What is expected = Set down all of the data exactly as it appears.
---------- Exercise input
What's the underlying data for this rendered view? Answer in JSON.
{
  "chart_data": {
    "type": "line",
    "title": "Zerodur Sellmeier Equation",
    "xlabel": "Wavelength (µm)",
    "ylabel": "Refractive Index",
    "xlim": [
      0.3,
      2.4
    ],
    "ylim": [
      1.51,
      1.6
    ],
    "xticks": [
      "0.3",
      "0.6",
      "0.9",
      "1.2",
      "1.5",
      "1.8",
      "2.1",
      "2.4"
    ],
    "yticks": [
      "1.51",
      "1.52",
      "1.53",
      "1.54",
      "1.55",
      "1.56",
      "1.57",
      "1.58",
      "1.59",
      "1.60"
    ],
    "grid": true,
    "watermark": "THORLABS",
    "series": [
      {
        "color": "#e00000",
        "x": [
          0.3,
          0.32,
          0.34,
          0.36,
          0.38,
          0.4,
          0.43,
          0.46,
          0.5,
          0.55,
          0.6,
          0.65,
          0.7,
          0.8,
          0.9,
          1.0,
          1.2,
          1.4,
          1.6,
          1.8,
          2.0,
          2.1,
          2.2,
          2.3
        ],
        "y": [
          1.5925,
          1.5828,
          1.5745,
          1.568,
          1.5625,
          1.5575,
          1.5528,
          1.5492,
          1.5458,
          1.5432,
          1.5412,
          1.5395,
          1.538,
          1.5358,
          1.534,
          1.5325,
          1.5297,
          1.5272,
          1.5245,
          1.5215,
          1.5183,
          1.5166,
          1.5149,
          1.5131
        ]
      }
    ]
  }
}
--------------------
Solution for this task =
What's the underlying data for this rendered view? Answer in JSON.
{
  "chart_data": {
    "type": "line",
    "title": "Zerodur Sellmeier Equation",
    "xlabel": "Wavelength (µm)",
    "ylabel": "Refractive Index",
    "xlim": [
      0.3,
      2.4
    ],
    "ylim": [
      1.51,
      1.6
    ],
    "xticks": [
      "0.3",
      "0.6",
      "0.9",
      "1.2",
      "1.5",
      "1.8",
      "2.1",
      "2.4"
    ],
    "yticks": [
      "1.51",
      "1.52",
      "1.53",
      "1.54",
      "1.55",
      "1.56",
      "1.57",
      "1.58",
      "1.59",
      "1.60"
    ],
    "grid": true,
    "watermark": "THORLABS",
    "series": [
      {
        "color": "#e00000",
        "x": [
          0.3,
          0.32,
          0.34,
          0.36,
          0.38,
          0.4,
          0.43,
          0.46,
          0.5,
          0.55,
          0.6,
          0.65,
          0.7,
          0.8,
          0.9,
          1.0,
          1.2,
          1.4,
          1.6,
          1.8,
          2.0,
          2.1,
          2.2,
          2.3
        ],
        "y": [
          1.5925,
          1.5828,
          1.5745,
          1.568,
          1.5625,
          1.5575,
          1.5528,
          1.5492,
          1.5458,
          1.5432,
          1.5412,
          1.5395,
          1.538,
          1.5358,
          1.534,
          1.5325,
          1.5297,
          1.5272,
          1.5245,
          1.5215,
          1.5183,
          1.5166,
          1.5149,
          1.5131
        ]
      }
    ]
  }
}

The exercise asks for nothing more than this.